▶ [WHAT THE EXERCISE ASKS]
Copy nothing but the text: reproduce each line of the listing exactly and leave the pictures out.

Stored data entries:

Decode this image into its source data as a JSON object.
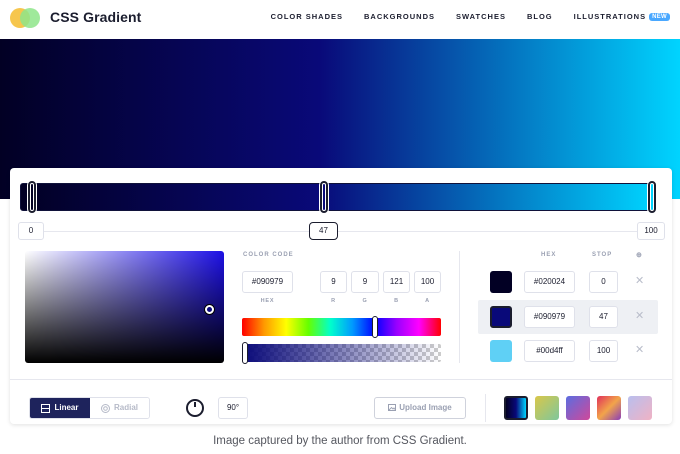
{
  "app": {
    "brand": "CSS Gradient",
    "nav": [
      {
        "label": "COLOR SHADES"
      },
      {
        "label": "BACKGROUNDS"
      },
      {
        "label": "SWATCHES"
      },
      {
        "label": "BLOG"
      },
      {
        "label": "ILLUSTRATIONS",
        "badge": "NEW"
      }
    ]
  },
  "hero": {
    "colors": [
      "#020024",
      "#090979",
      "#00d4ff"
    ]
  },
  "gradient_bar": {
    "stop_labels": [
      "0",
      "47",
      "100"
    ],
    "stop_positions": [
      0,
      47,
      100
    ],
    "active_stop": 1
  },
  "picker": {
    "section_label": "COLOR CODE",
    "hex": "#090979",
    "r": "9",
    "g": "9",
    "b": "121",
    "a": "100",
    "labels": {
      "hex": "HEX",
      "r": "R",
      "g": "G",
      "b": "B",
      "a": "A"
    },
    "hue_level": 0.67,
    "alpha_level": 1.0
  },
  "stops_table": {
    "headers": {
      "hex": "HEX",
      "stop": "STOP",
      "add": "⊕"
    },
    "rows": [
      {
        "color": "#020024",
        "hex": "#020024",
        "stop": "0",
        "selected": false
      },
      {
        "color": "#090979",
        "hex": "#090979",
        "stop": "47",
        "selected": true
      },
      {
        "color": "#5fd0f5",
        "hex": "#00d4ff",
        "stop": "100",
        "selected": false
      }
    ],
    "remove_glyph": "✕"
  },
  "controls": {
    "linear_label": "Linear",
    "radial_label": "Radial",
    "angle": "90°",
    "upload_label": "Upload Image"
  },
  "presets": [
    {
      "colors": [
        "#020024",
        "#090979",
        "#00d4ff"
      ],
      "active": true
    },
    {
      "colors": [
        "#d9c74a",
        "#7ec79d"
      ],
      "active": false
    },
    {
      "colors": [
        "#5b6de0",
        "#d0489a"
      ],
      "active": false
    },
    {
      "colors": [
        "#e0305a",
        "#f2a44a",
        "#8a3db8"
      ],
      "active": false
    },
    {
      "colors": [
        "#b9bfee",
        "#f0b2c4"
      ],
      "active": false
    }
  ],
  "caption": "Image captured by the author from CSS Gradient."
}
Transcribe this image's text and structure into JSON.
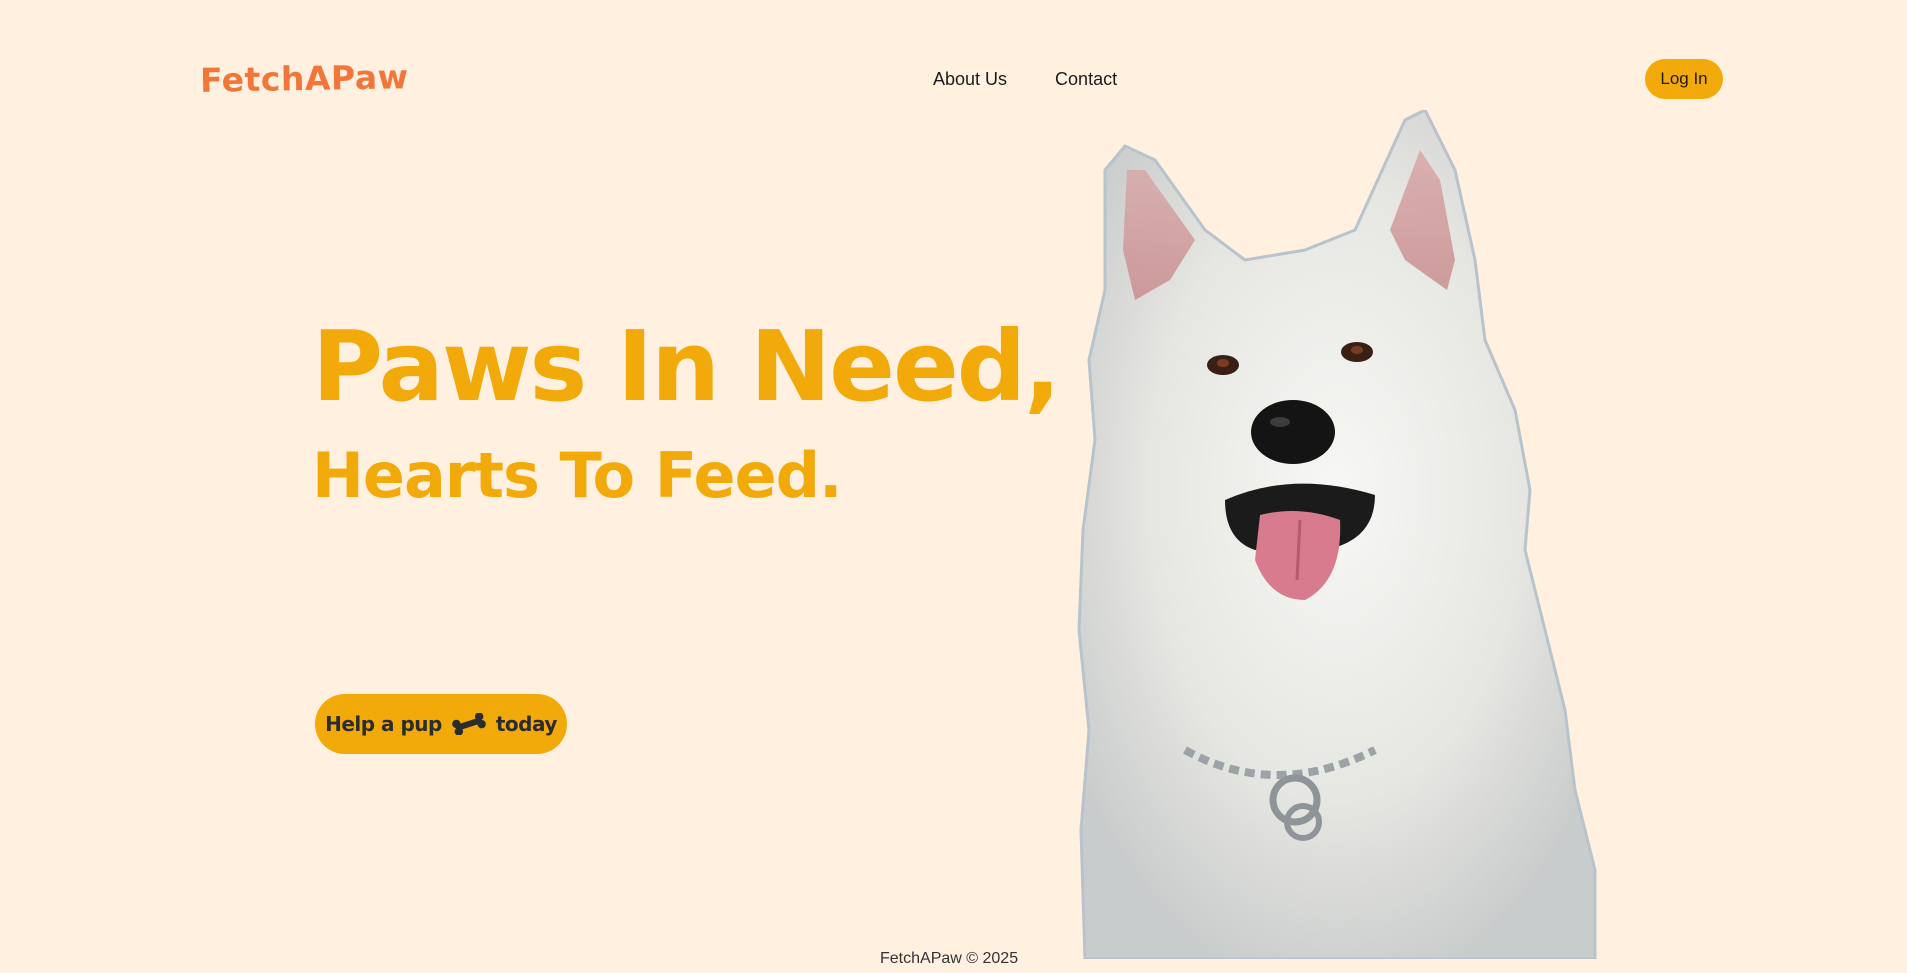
{
  "brand": {
    "logo_text": "FetchAPaw",
    "logo_color": "#f2763a",
    "accent_color": "#f2aa0b",
    "background_color": "#fff0e0"
  },
  "nav": {
    "items": [
      {
        "label": "About Us"
      },
      {
        "label": "Contact"
      }
    ],
    "login_label": "Log In"
  },
  "hero": {
    "headline": "Paws In Need,",
    "subheadline": "Hearts To Feed.",
    "cta": {
      "text_before": "Help a pup",
      "icon": "bone-icon",
      "text_after": "today"
    },
    "image": "white-husky-dog-photo"
  },
  "footer": {
    "text": "FetchAPaw © 2025"
  }
}
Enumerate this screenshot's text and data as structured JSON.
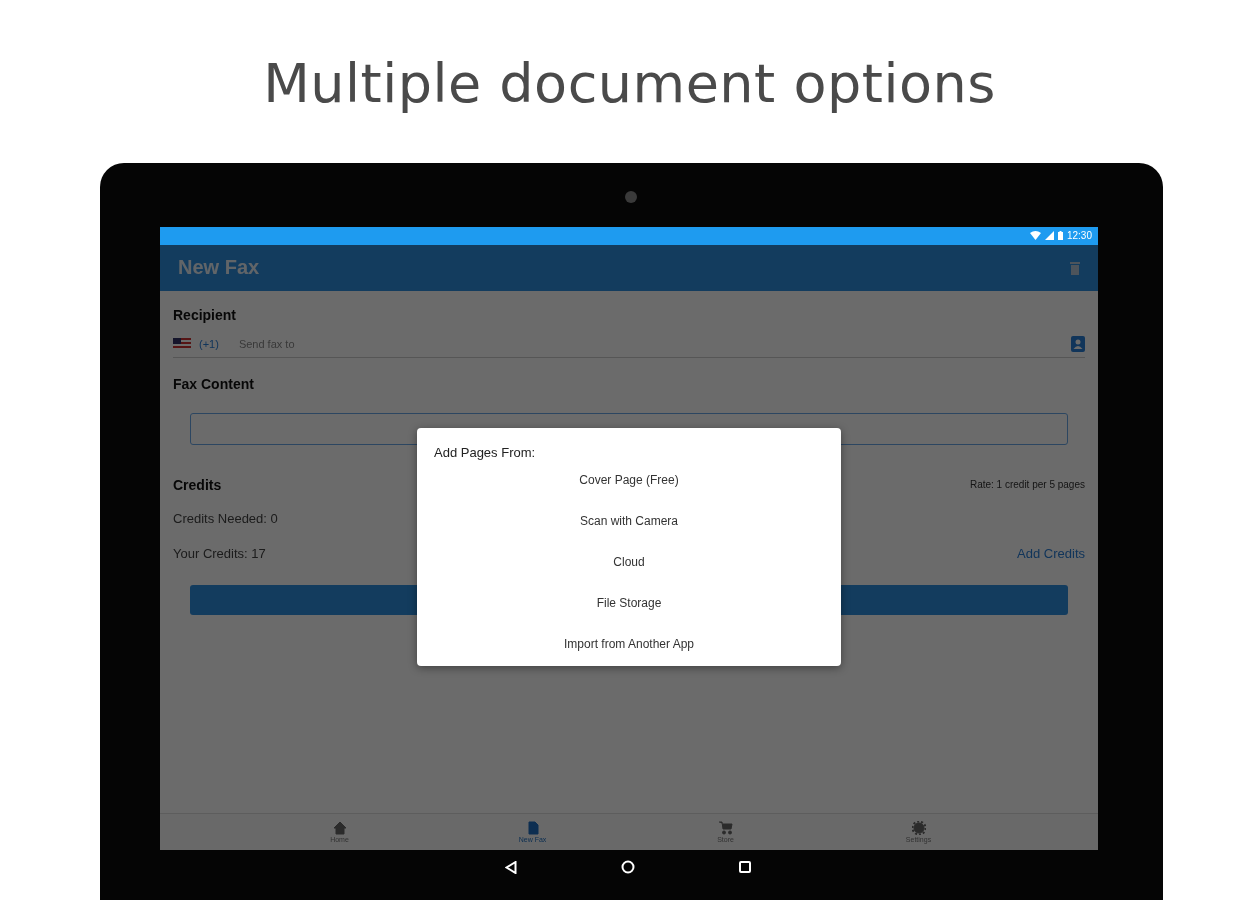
{
  "headline": "Multiple document options",
  "status_bar": {
    "time": "12:30"
  },
  "app_bar": {
    "title": "New Fax"
  },
  "recipient": {
    "label": "Recipient",
    "country_code": "(+1)",
    "placeholder": "Send fax to"
  },
  "fax_content": {
    "label": "Fax Content"
  },
  "credits": {
    "label": "Credits",
    "rate": "Rate: 1 credit per 5 pages",
    "needed": "Credits Needed: 0",
    "yours": "Your Credits: 17",
    "add_link": "Add Credits"
  },
  "dialog": {
    "title": "Add Pages From:",
    "options": [
      "Cover Page (Free)",
      "Scan with Camera",
      "Cloud",
      "File Storage",
      "Import from Another App"
    ]
  },
  "bottom_nav": [
    {
      "kind": "home",
      "label": "Home",
      "selected": false
    },
    {
      "kind": "fax",
      "label": "New Fax",
      "selected": true
    },
    {
      "kind": "store",
      "label": "Store",
      "selected": false
    },
    {
      "kind": "settings",
      "label": "Settings",
      "selected": false
    }
  ]
}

▶ [RESULT OF THIS EXERCISE]
Decode this image into its source data as a JSON object.
{
  "app": {
    "brand": "CSS Gradient",
    "nav": [
      {
        "label": "COLOR SHADES"
      },
      {
        "label": "BACKGROUNDS"
      },
      {
        "label": "SWATCHES"
      },
      {
        "label": "BLOG"
      },
      {
        "label": "ILLUSTRATIONS",
        "badge": "NEW"
      }
    ]
  },
  "hero": {
    "colors": [
      "#020024",
      "#090979",
      "#00d4ff"
    ]
  },
  "gradient_bar": {
    "stop_labels": [
      "0",
      "47",
      "100"
    ],
    "stop_positions": [
      0,
      47,
      100
    ],
    "active_stop": 1
  },
  "picker": {
    "section_label": "COLOR CODE",
    "hex": "#090979",
    "r": "9",
    "g": "9",
    "b": "121",
    "a": "100",
    "labels": {
      "hex": "HEX",
      "r": "R",
      "g": "G",
      "b": "B",
      "a": "A"
    },
    "hue_level": 0.67,
    "alpha_level": 1.0
  },
  "stops_table": {
    "headers": {
      "hex": "HEX",
      "stop": "STOP",
      "add": "⊕"
    },
    "rows": [
      {
        "color": "#020024",
        "hex": "#020024",
        "stop": "0",
        "selected": false
      },
      {
        "color": "#090979",
        "hex": "#090979",
        "stop": "47",
        "selected": true
      },
      {
        "color": "#5fd0f5",
        "hex": "#00d4ff",
        "stop": "100",
        "selected": false
      }
    ],
    "remove_glyph": "✕"
  },
  "controls": {
    "linear_label": "Linear",
    "radial_label": "Radial",
    "angle": "90°",
    "upload_label": "Upload Image"
  },
  "presets": [
    {
      "colors": [
        "#020024",
        "#090979",
        "#00d4ff"
      ],
      "active": true
    },
    {
      "colors": [
        "#d9c74a",
        "#7ec79d"
      ],
      "active": false
    },
    {
      "colors": [
        "#5b6de0",
        "#d0489a"
      ],
      "active": false
    },
    {
      "colors": [
        "#e0305a",
        "#f2a44a",
        "#8a3db8"
      ],
      "active": false
    },
    {
      "colors": [
        "#b9bfee",
        "#f0b2c4"
      ],
      "active": false
    }
  ],
  "caption": "Image captured by the author from CSS Gradient."
}
Transcribe this image's text and structure into JSON.
{
  "brand": {
    "logo_text": "FetchAPaw",
    "logo_color": "#f2763a",
    "accent_color": "#f2aa0b",
    "background_color": "#fff0e0"
  },
  "nav": {
    "items": [
      {
        "label": "About Us"
      },
      {
        "label": "Contact"
      }
    ],
    "login_label": "Log In"
  },
  "hero": {
    "headline": "Paws In Need,",
    "subheadline": "Hearts To Feed.",
    "cta": {
      "text_before": "Help a pup",
      "icon": "bone-icon",
      "text_after": "today"
    },
    "image": "white-husky-dog-photo"
  },
  "footer": {
    "text": "FetchAPaw © 2025"
  }
}
Enumerate this screenshot's text and data as structured JSON.
{
  "headline": "Multiple document options",
  "status_bar": {
    "time": "12:30"
  },
  "app_bar": {
    "title": "New Fax"
  },
  "recipient": {
    "label": "Recipient",
    "country_code": "(+1)",
    "placeholder": "Send fax to"
  },
  "fax_content": {
    "label": "Fax Content"
  },
  "credits": {
    "label": "Credits",
    "rate": "Rate: 1 credit per 5 pages",
    "needed": "Credits Needed: 0",
    "yours": "Your Credits: 17",
    "add_link": "Add Credits"
  },
  "dialog": {
    "title": "Add Pages From:",
    "options": [
      "Cover Page (Free)",
      "Scan with Camera",
      "Cloud",
      "File Storage",
      "Import from Another App"
    ]
  },
  "bottom_nav": [
    {
      "kind": "home",
      "label": "Home",
      "selected": false
    },
    {
      "kind": "fax",
      "label": "New Fax",
      "selected": true
    },
    {
      "kind": "store",
      "label": "Store",
      "selected": false
    },
    {
      "kind": "settings",
      "label": "Settings",
      "selected": false
    }
  ]
}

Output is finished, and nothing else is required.